TEXTE CITÉ:
****************************************
Voici encore quelques-unes de ses maximes : —  Honore les vieillards. —  Ne médis jamais des morts. —  Sois plutôt jaloux d’être estimé que craint.

C’est lui qui fit graver en lettres d’or ces maximes au temple de Delphes : Connois-toi toi-même, et ne desire rien de trop avantageux.

On dit que Chilon mourut de joie, en embrassant soit fils qui avoit remporté le prix du ceste aux jeux olympiques.

Solon. §

D. Que nous apprendrez-vous de Solon ?

R.Solon naquit à Athènes vers l’an 639 avant Jésus-Christ. Après avoir acquis les connoissances nécessaires à un philosophe et à un politique, il se mit à voyager dans toute la Grèce. De retour dans sa patrie, il la trouva déchirée par la guerre civile. Athènes tourna les yeux sur Solon, et le nomma archonte et souverain législateur. Il publia alors ces lois que la postérité a toujours regardées comme le plus beau monument d’Athènes.

Les gens de bien devroient avoir continuellement dans le cœur et sur les lèvres cette maxime de Solon : Laissons-en partage au reste des mortels les richesses ; mais que les vertus soient le nôtre.
****************************************
DONNÉES FOURNIES:
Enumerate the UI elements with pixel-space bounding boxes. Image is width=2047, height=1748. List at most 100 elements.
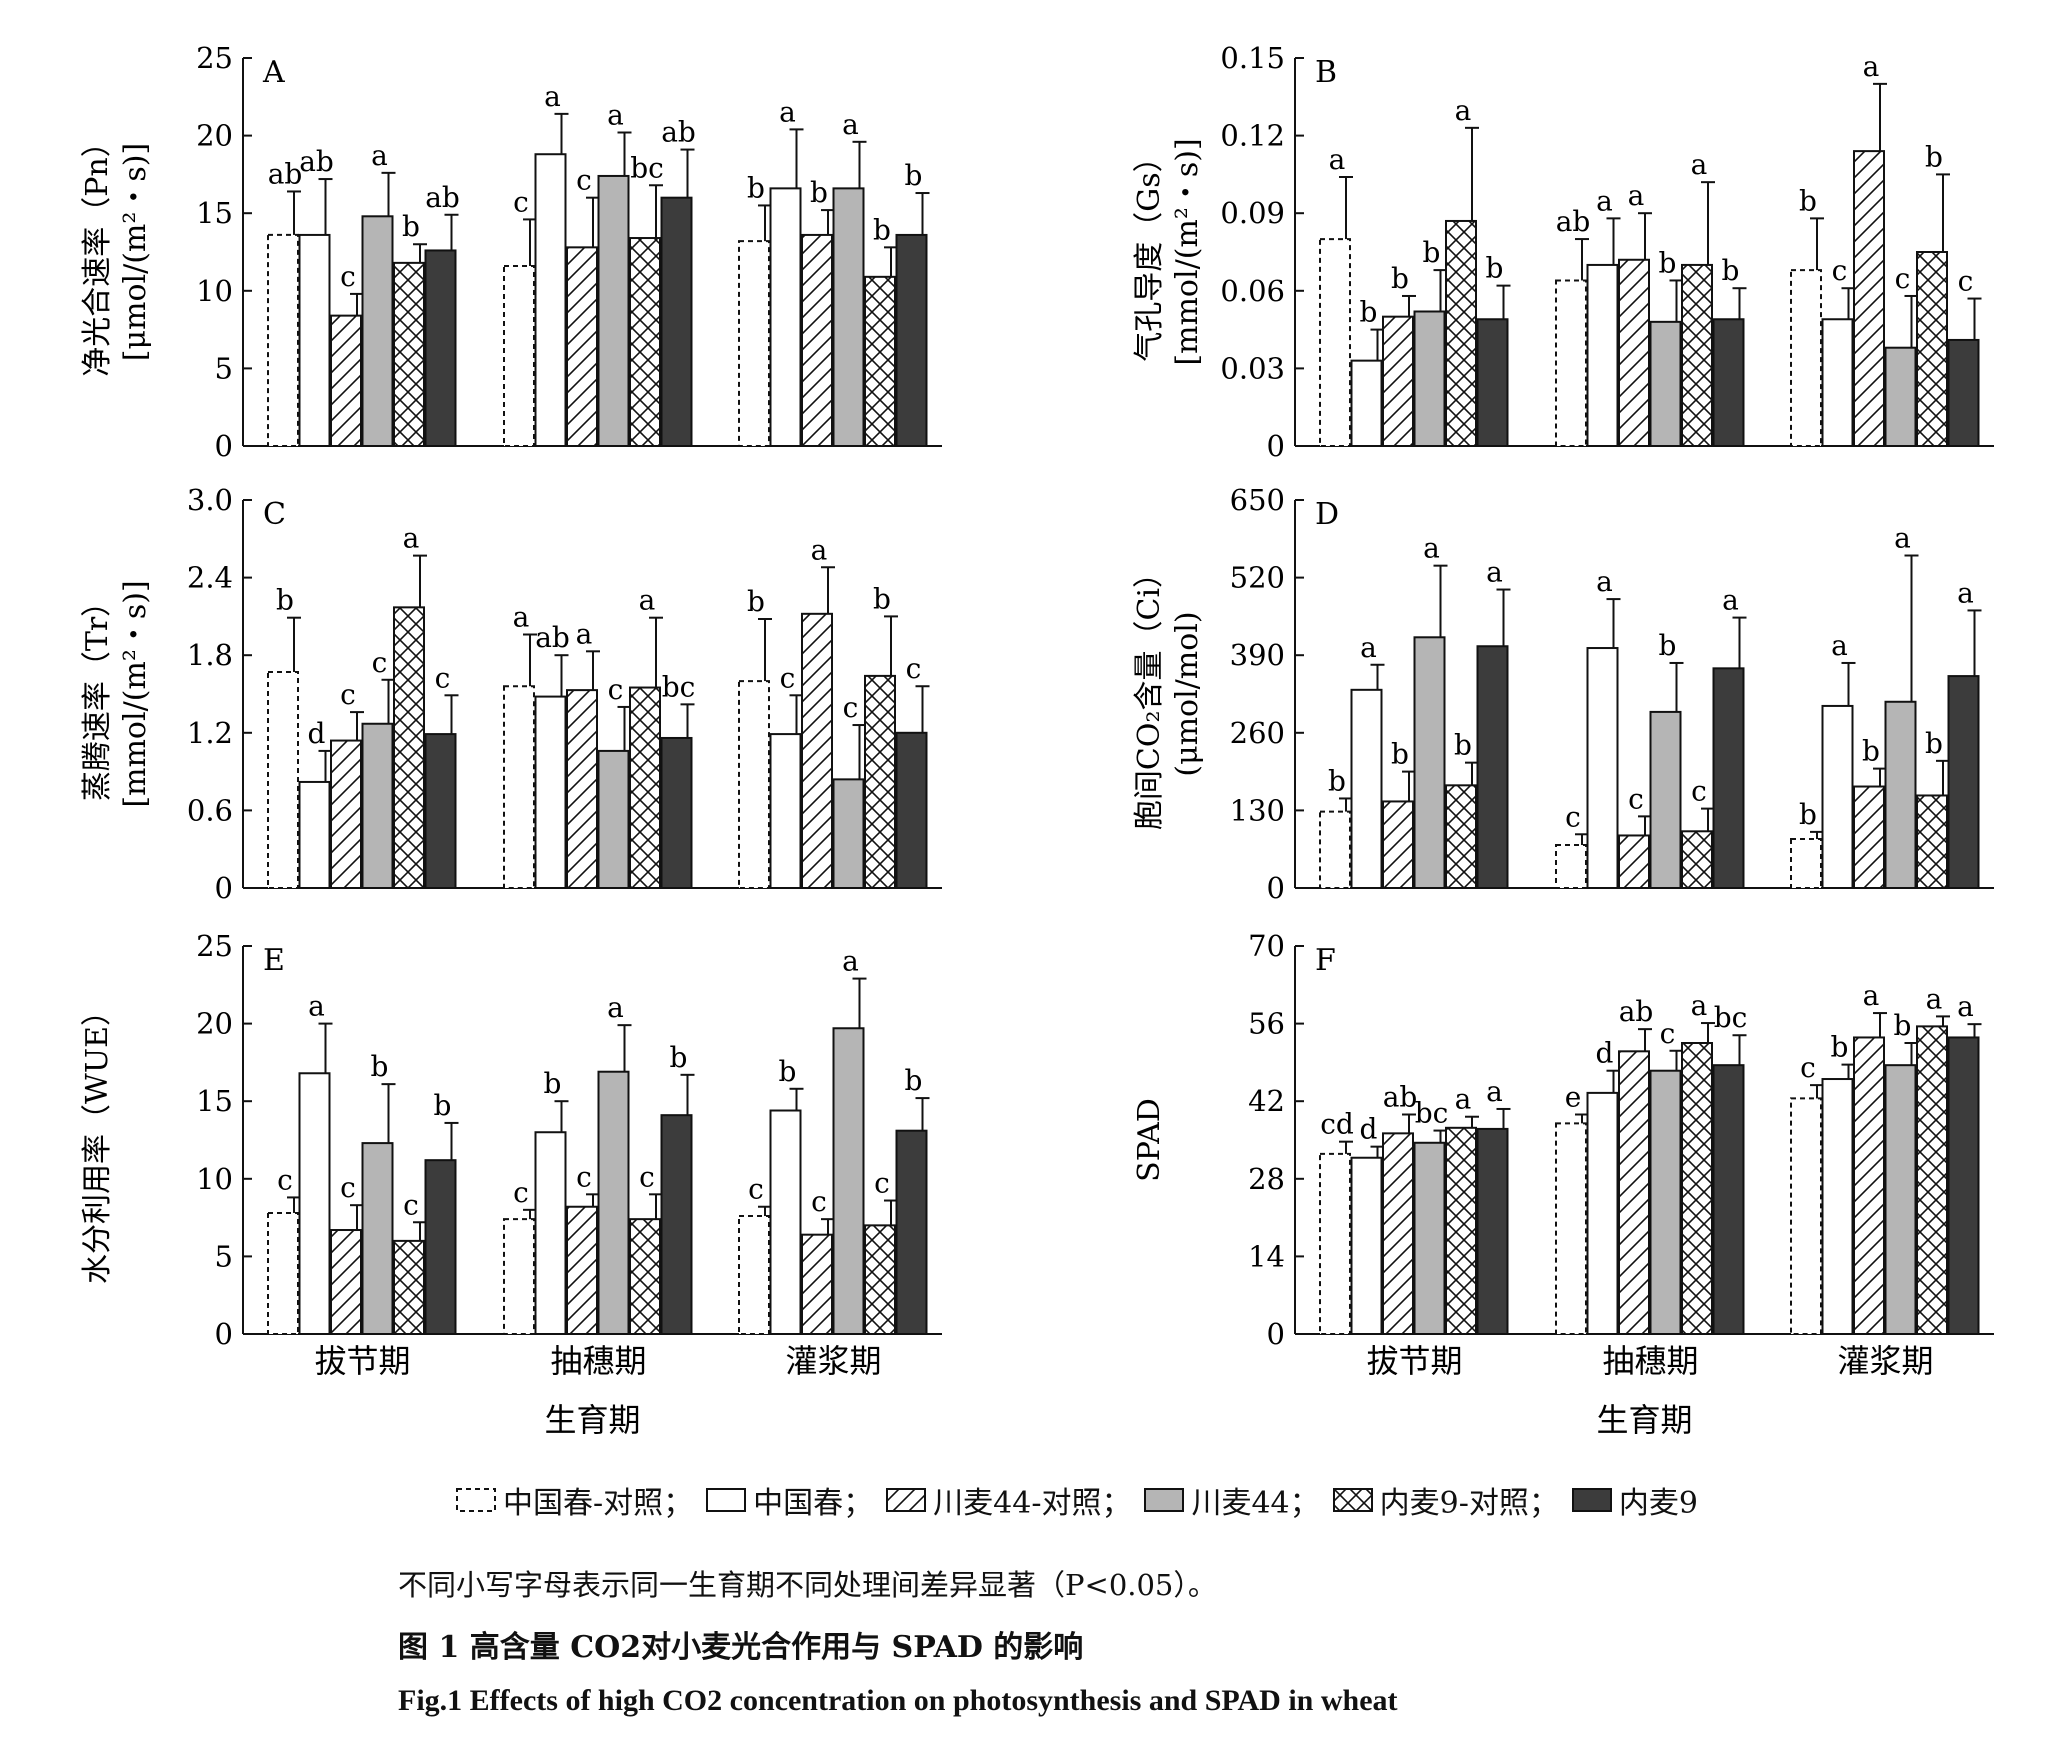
bar xyxy=(1586,263,1619,447)
significance-letter: a xyxy=(371,139,388,172)
significance-letter: c xyxy=(576,164,592,197)
significance-letter: a xyxy=(1863,50,1880,83)
significance-letter: ab xyxy=(535,621,570,654)
y-tick-label: 1.2 xyxy=(187,716,233,750)
legend-label: 川麦44-对照； xyxy=(933,1486,1132,1521)
bar xyxy=(1884,700,1917,890)
bar xyxy=(1884,1064,1917,1335)
significance-letter: b xyxy=(1925,140,1943,173)
significance-letter: a xyxy=(1486,556,1503,589)
bar xyxy=(1821,318,1854,447)
y-tick-label: 0.06 xyxy=(1220,274,1285,308)
significance-letter: a xyxy=(1360,631,1377,664)
bar xyxy=(1947,1036,1980,1335)
bar xyxy=(393,1239,425,1336)
significance-letter: c xyxy=(748,1173,764,1206)
significance-letter: c xyxy=(277,1163,293,1196)
caption-english: Fig.1 Effects of high CO2 concentration … xyxy=(398,1684,1398,1717)
bar xyxy=(298,233,331,447)
y-axis-label: 水分利用率（WUE） xyxy=(80,996,115,1284)
panel-letter: E xyxy=(263,943,285,978)
y-tick-label: 14 xyxy=(1248,1239,1285,1273)
bar xyxy=(393,261,425,448)
y-tick-label: 5 xyxy=(215,1239,233,1273)
bar xyxy=(330,739,362,889)
significance-letter: a xyxy=(607,991,624,1024)
bar xyxy=(629,1218,661,1335)
bar xyxy=(1821,1078,1854,1335)
bar xyxy=(1382,315,1414,447)
legend-swatch xyxy=(1144,1488,1185,1512)
x-tick-label: 拔节期 xyxy=(314,1342,410,1380)
significance-letter: b xyxy=(371,1050,389,1083)
bar xyxy=(1916,1025,1948,1336)
bar xyxy=(660,736,693,889)
significance-letter: c xyxy=(513,1176,529,1209)
panel-letter: A xyxy=(262,55,285,90)
significance-letter: b xyxy=(434,1089,452,1122)
significance-letter: a xyxy=(1628,179,1645,212)
significance-letter: c xyxy=(639,1160,655,1193)
y-tick-label: 25 xyxy=(196,929,233,963)
bar xyxy=(1382,1132,1414,1335)
y-tick-label: 56 xyxy=(1248,1007,1285,1041)
bar xyxy=(1319,238,1351,447)
bar xyxy=(801,612,833,890)
bar xyxy=(1790,269,1822,447)
y-tick-label: 20 xyxy=(196,119,233,153)
y-axis-label-units: [μmol/(m²・s)] xyxy=(118,143,153,361)
y-tick-label: 25 xyxy=(196,41,233,75)
significance-letter: b xyxy=(873,213,891,246)
significance-letter: a xyxy=(607,98,624,131)
significance-letter: a xyxy=(1329,143,1346,176)
legend-item: 中国春； xyxy=(705,1478,873,1522)
significance-letter: c xyxy=(1565,800,1581,833)
significance-letter: c xyxy=(1800,1051,1816,1084)
significance-letter: c xyxy=(340,678,356,711)
bar xyxy=(1586,647,1619,889)
bar xyxy=(1681,830,1713,889)
y-tick-label: 1.8 xyxy=(187,638,233,672)
bar xyxy=(660,196,693,447)
y-tick-label: 650 xyxy=(1230,483,1285,517)
y-tick-label: 70 xyxy=(1248,929,1285,963)
significance-letter: a xyxy=(1957,576,1974,609)
x-axis-label: 生育期 xyxy=(544,1401,640,1439)
bar xyxy=(566,246,598,447)
y-tick-label: 260 xyxy=(1230,716,1285,750)
significance-letter: b xyxy=(905,1064,923,1097)
significance-letter: a xyxy=(1957,990,1974,1023)
significance-letter: a xyxy=(1926,982,1943,1015)
bar xyxy=(629,237,661,447)
y-tick-label: 10 xyxy=(196,1162,233,1196)
y-tick-label: 0 xyxy=(215,1317,233,1351)
significance-letter: b xyxy=(402,210,420,243)
y-tick-label: 28 xyxy=(1248,1162,1285,1196)
bar xyxy=(801,1233,833,1335)
y-tick-label: 0 xyxy=(215,429,233,463)
significance-letter: c xyxy=(1895,262,1911,295)
significance-letter: a xyxy=(576,617,593,650)
bar xyxy=(1790,1097,1822,1336)
bar xyxy=(1555,1122,1587,1336)
significance-letter: c xyxy=(843,691,859,724)
y-tick-label: 520 xyxy=(1230,561,1285,595)
panel-C: 0 0.6 1.2 1.8 2.4 3.0 C 蒸腾速率（Tr） [mmol/(m²・s)] b d… xyxy=(80,483,942,905)
significance-letter: c xyxy=(1832,254,1848,287)
bar xyxy=(503,1218,535,1335)
legend-swatch xyxy=(886,1488,927,1512)
significance-letter: c xyxy=(403,1188,419,1221)
bar xyxy=(597,174,630,447)
significance-letter: ab xyxy=(299,145,334,178)
bar xyxy=(769,187,802,447)
bar xyxy=(895,1129,928,1335)
significance-letter: ab xyxy=(661,116,696,149)
bar xyxy=(738,1215,770,1335)
y-tick-label: 15 xyxy=(196,196,233,230)
bar xyxy=(566,689,598,889)
bar xyxy=(534,695,567,889)
bar xyxy=(1853,785,1885,889)
significance-letter: b xyxy=(1360,296,1378,329)
significance-letter: b xyxy=(1894,1009,1912,1042)
significance-letter: a xyxy=(1596,184,1613,217)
****************************************
Les affirmations (a), (b) et (c) concordent-elles avec le texte cité ? Répondez par oui ou non pour chacune, en citant à l'identique les mots du texte qui tranchent. (a) Solon est né à Athènes. (b) À son retour de voyage, Solon trouva sa patrie en paix. (c) Athènes fit de Solon un archonte. Appuyez-vous uniquement sur le texte cité.

(a) Oui : « Solon naquit à Athènes vers l’an 639 avant Jésus-Christ. »
(b) Non : « il la trouva déchirée par la guerre civile. »
(c) Oui : « Athènes tourna les yeux sur Solon, et le nomma archonte et souverain législateur. »